## [KUTIPAN PILIHAN]
-=-=-=-=-

Cabang filsafat yang membahas nilai baik dan nilai buruk, indah dan

tidak indah, erat kaitannya dengan pendidikan, karena dunia nilai

akan selalu dipertimbangkan atau akan menjadi dasar pertimbangan

dalam menentukan tujuan pendidikan. Langsung atau tidak

langsung, nilai akan menentukan perbuatan pendidikan. Nilai

merupakan hubungan sosial. Pertanyaan-pertanyaan aksiologis yang

harus dijawab pendidik adalah: Nilai-nilai apa yang dikenalkan

pendidik kepada warga belajar untuk diadopsi? Nilai-nilai apa yang

mengangkat manusia pada ekspresi kemanusiaan yang tertinggi?

Nilai-nilai apa yang benar-benar dipegang orang yang benar-benar

terdidik?

Pada intinya aksiologi menyoroti fakta bahwa pendidik memiliki

suatu minat tidak hanya pada kuantitas pengetahuan yang diperoleh

warga belajar melainkan juga dalam kualitas kehidupan yang

dimungkinkan karena pengetahuan. Pengetahuan yang luas tidak

dapat memberi keuntungan pada individu jika ia tidak mampu

menggunakan pengetahuan untuk kebaikan. Filsafat pendidikan

terdiri dari apa yang diyakini seorang pendidik mengenai

pendidikan, atau merupakan kumpulan prinsip yang membimbing

tindakan profesional pendidik. Setiap pendidik baik mengetahui atau

tidak memiliki suatu filsafat pendidikan, yaitu seperangkat

keyakinan tentang bagaimana manusia belajar dan tumbuh serta

apa yang harus manusia pelajari agar dapat tinggal dalam

kehidupan yang baik. Filsafat pendidikan secara fital juga

berhubungan dengan pengembangan semua aspek pengajaran.

-=-=-=-=-

## [BUTIR TERSEDIA]

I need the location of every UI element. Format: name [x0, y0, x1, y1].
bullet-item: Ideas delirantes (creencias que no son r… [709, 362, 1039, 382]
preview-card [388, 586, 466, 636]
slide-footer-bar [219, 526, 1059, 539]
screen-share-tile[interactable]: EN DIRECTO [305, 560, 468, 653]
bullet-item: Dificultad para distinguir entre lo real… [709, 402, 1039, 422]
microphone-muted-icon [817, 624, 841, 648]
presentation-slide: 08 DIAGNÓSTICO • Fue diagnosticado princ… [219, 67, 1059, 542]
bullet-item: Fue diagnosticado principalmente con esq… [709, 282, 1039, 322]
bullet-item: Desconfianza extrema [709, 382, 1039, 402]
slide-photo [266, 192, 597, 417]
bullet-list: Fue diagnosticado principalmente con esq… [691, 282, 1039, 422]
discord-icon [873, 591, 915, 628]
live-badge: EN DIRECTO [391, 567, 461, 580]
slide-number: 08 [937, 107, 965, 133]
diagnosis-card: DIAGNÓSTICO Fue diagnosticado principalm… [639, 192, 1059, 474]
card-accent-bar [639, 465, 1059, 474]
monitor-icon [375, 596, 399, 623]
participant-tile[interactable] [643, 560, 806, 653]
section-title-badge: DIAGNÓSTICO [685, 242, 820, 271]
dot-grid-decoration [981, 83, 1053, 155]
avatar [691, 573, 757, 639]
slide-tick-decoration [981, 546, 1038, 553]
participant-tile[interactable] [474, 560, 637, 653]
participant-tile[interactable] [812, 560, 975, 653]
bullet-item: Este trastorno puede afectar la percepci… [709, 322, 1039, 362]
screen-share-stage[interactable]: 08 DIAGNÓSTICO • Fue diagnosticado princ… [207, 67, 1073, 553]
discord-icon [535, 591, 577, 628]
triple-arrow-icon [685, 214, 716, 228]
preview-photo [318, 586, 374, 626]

-=-=-=-=-

## [TUGAS LATIHAN]
1: Jawablah pertanyaan berikut berdasarkan kutipan tentang aksiologi pendidikan.
(a) Menurut kutipan, nilai merupakan apa?
(b) Selain kuantitas pengetahuan yang diperoleh warga belajar, pada apa lagi pendidik memiliki minat?
(c) Filsafat pendidikan disebut sebagai seperangkat keyakinan tentang apa?
2: Salin bagian kutipan tentang aksiologi pendidikan. Awali dari kata-kata "pendidikan, atau merupakan", lalu berhenti sesudah kata-kata "semua aspek pengajaran.".

## [JAWABAN TIAP TUGAS]
1:
(a) Nilai merupakan hubungan sosial.
(b) Pada kualitas kehidupan yang dimungkinkan karena pengetahuan.
(c) Tentang bagaimana manusia belajar dan tumbuh serta apa yang harus manusia pelajari agar dapat tinggal dalam kehidupan yang baik.

2:
pendidikan, atau merupakan kumpulan prinsip yang membimbing

tindakan profesional pendidik. Setiap pendidik baik mengetahui atau

tidak memiliki suatu filsafat pendidikan, yaitu seperangkat

keyakinan tentang bagaimana manusia belajar dan tumbuh serta

apa yang harus manusia pelajari agar dapat tinggal dalam

kehidupan yang baik. Filsafat pendidikan secara fital juga

berhubungan dengan pengembangan semua aspek pengajaran.